## Input rows
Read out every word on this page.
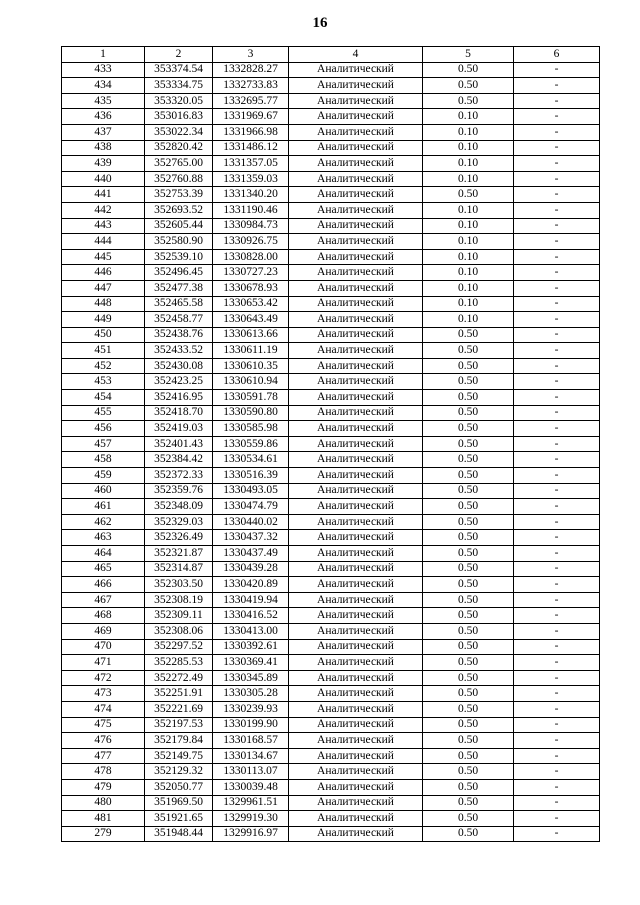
16
1	2	3	4	5	6
433	353374.54	1332828.27	Аналитический	0.50	-
434	353334.75	1332733.83	Аналитический	0.50	-
435	353320.05	1332695.77	Аналитический	0.50	-
436	353016.83	1331969.67	Аналитический	0.10	-
437	353022.34	1331966.98	Аналитический	0.10	-
438	352820.42	1331486.12	Аналитический	0.10	-
439	352765.00	1331357.05	Аналитический	0.10	-
440	352760.88	1331359.03	Аналитический	0.10	-
441	352753.39	1331340.20	Аналитический	0.50	-
442	352693.52	1331190.46	Аналитический	0.10	-
443	352605.44	1330984.73	Аналитический	0.10	-
444	352580.90	1330926.75	Аналитический	0.10	-
445	352539.10	1330828.00	Аналитический	0.10	-
446	352496.45	1330727.23	Аналитический	0.10	-
447	352477.38	1330678.93	Аналитический	0.10	-
448	352465.58	1330653.42	Аналитический	0.10	-
449	352458.77	1330643.49	Аналитический	0.10	-
450	352438.76	1330613.66	Аналитический	0.50	-
451	352433.52	1330611.19	Аналитический	0.50	-
452	352430.08	1330610.35	Аналитический	0.50	-
453	352423.25	1330610.94	Аналитический	0.50	-
454	352416.95	1330591.78	Аналитический	0.50	-
455	352418.70	1330590.80	Аналитический	0.50	-
456	352419.03	1330585.98	Аналитический	0.50	-
457	352401.43	1330559.86	Аналитический	0.50	-
458	352384.42	1330534.61	Аналитический	0.50	-
459	352372.33	1330516.39	Аналитический	0.50	-
460	352359.76	1330493.05	Аналитический	0.50	-
461	352348.09	1330474.79	Аналитический	0.50	-
462	352329.03	1330440.02	Аналитический	0.50	-
463	352326.49	1330437.32	Аналитический	0.50	-
464	352321.87	1330437.49	Аналитический	0.50	-
465	352314.87	1330439.28	Аналитический	0.50	-
466	352303.50	1330420.89	Аналитический	0.50	-
467	352308.19	1330419.94	Аналитический	0.50	-
468	352309.11	1330416.52	Аналитический	0.50	-
469	352308.06	1330413.00	Аналитический	0.50	-
470	352297.52	1330392.61	Аналитический	0.50	-
471	352285.53	1330369.41	Аналитический	0.50	-
472	352272.49	1330345.89	Аналитический	0.50	-
473	352251.91	1330305.28	Аналитический	0.50	-
474	352221.69	1330239.93	Аналитический	0.50	-
475	352197.53	1330199.90	Аналитический	0.50	-
476	352179.84	1330168.57	Аналитический	0.50	-
477	352149.75	1330134.67	Аналитический	0.50	-
478	352129.32	1330113.07	Аналитический	0.50	-
479	352050.77	1330039.48	Аналитический	0.50	-
480	351969.50	1329961.51	Аналитический	0.50	-
481	351921.65	1329919.30	Аналитический	0.50	-
279	351948.44	1329916.97	Аналитический	0.50	-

## To do
Except for the pictures, reproduce every line exactly.

## Result of this exercise
Read out every word on this page.
16
1	2	3	4	5	6
433	353374.54	1332828.27	Аналитический	0.50	-
434	353334.75	1332733.83	Аналитический	0.50	-
435	353320.05	1332695.77	Аналитический	0.50	-
436	353016.83	1331969.67	Аналитический	0.10	-
437	353022.34	1331966.98	Аналитический	0.10	-
438	352820.42	1331486.12	Аналитический	0.10	-
439	352765.00	1331357.05	Аналитический	0.10	-
440	352760.88	1331359.03	Аналитический	0.10	-
441	352753.39	1331340.20	Аналитический	0.50	-
442	352693.52	1331190.46	Аналитический	0.10	-
443	352605.44	1330984.73	Аналитический	0.10	-
444	352580.90	1330926.75	Аналитический	0.10	-
445	352539.10	1330828.00	Аналитический	0.10	-
446	352496.45	1330727.23	Аналитический	0.10	-
447	352477.38	1330678.93	Аналитический	0.10	-
448	352465.58	1330653.42	Аналитический	0.10	-
449	352458.77	1330643.49	Аналитический	0.10	-
450	352438.76	1330613.66	Аналитический	0.50	-
451	352433.52	1330611.19	Аналитический	0.50	-
452	352430.08	1330610.35	Аналитический	0.50	-
453	352423.25	1330610.94	Аналитический	0.50	-
454	352416.95	1330591.78	Аналитический	0.50	-
455	352418.70	1330590.80	Аналитический	0.50	-
456	352419.03	1330585.98	Аналитический	0.50	-
457	352401.43	1330559.86	Аналитический	0.50	-
458	352384.42	1330534.61	Аналитический	0.50	-
459	352372.33	1330516.39	Аналитический	0.50	-
460	352359.76	1330493.05	Аналитический	0.50	-
461	352348.09	1330474.79	Аналитический	0.50	-
462	352329.03	1330440.02	Аналитический	0.50	-
463	352326.49	1330437.32	Аналитический	0.50	-
464	352321.87	1330437.49	Аналитический	0.50	-
465	352314.87	1330439.28	Аналитический	0.50	-
466	352303.50	1330420.89	Аналитический	0.50	-
467	352308.19	1330419.94	Аналитический	0.50	-
468	352309.11	1330416.52	Аналитический	0.50	-
469	352308.06	1330413.00	Аналитический	0.50	-
470	352297.52	1330392.61	Аналитический	0.50	-
471	352285.53	1330369.41	Аналитический	0.50	-
472	352272.49	1330345.89	Аналитический	0.50	-
473	352251.91	1330305.28	Аналитический	0.50	-
474	352221.69	1330239.93	Аналитический	0.50	-
475	352197.53	1330199.90	Аналитический	0.50	-
476	352179.84	1330168.57	Аналитический	0.50	-
477	352149.75	1330134.67	Аналитический	0.50	-
478	352129.32	1330113.07	Аналитический	0.50	-
479	352050.77	1330039.48	Аналитический	0.50	-
480	351969.50	1329961.51	Аналитический	0.50	-
481	351921.65	1329919.30	Аналитический	0.50	-
279	351948.44	1329916.97	Аналитический	0.50	-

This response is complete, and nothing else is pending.